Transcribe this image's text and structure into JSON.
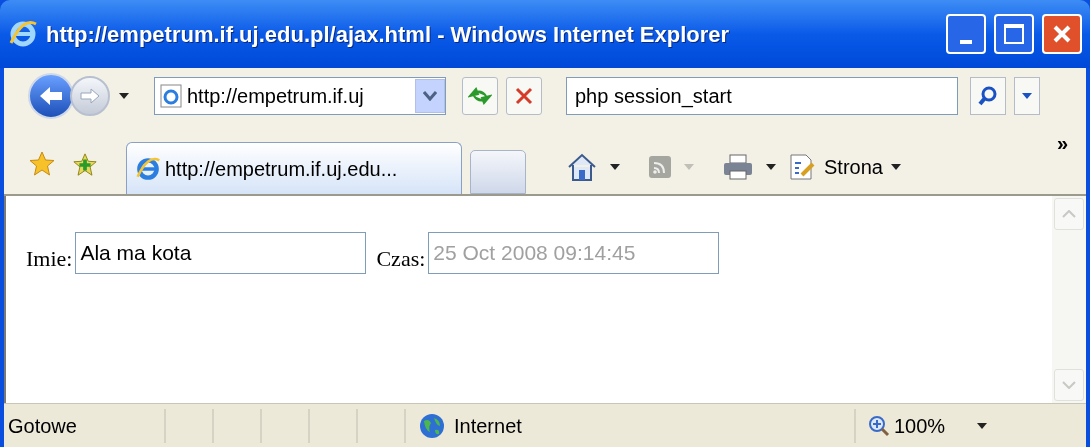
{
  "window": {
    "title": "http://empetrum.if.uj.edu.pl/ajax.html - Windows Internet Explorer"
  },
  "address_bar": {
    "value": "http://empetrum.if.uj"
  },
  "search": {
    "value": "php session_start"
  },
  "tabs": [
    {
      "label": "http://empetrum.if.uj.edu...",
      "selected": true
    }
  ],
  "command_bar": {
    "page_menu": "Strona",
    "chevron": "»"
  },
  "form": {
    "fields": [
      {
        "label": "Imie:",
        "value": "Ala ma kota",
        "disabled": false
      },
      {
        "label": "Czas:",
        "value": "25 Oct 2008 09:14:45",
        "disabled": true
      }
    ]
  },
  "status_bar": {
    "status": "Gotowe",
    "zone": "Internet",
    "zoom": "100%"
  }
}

==*==

[Required work]: Look through the entries above; copy each line where the string "label" appears.

[Exercise result]:
      "label": "http://empetrum.if.uj.edu...",
        "label": "Imie:",
        "label": "Czas:",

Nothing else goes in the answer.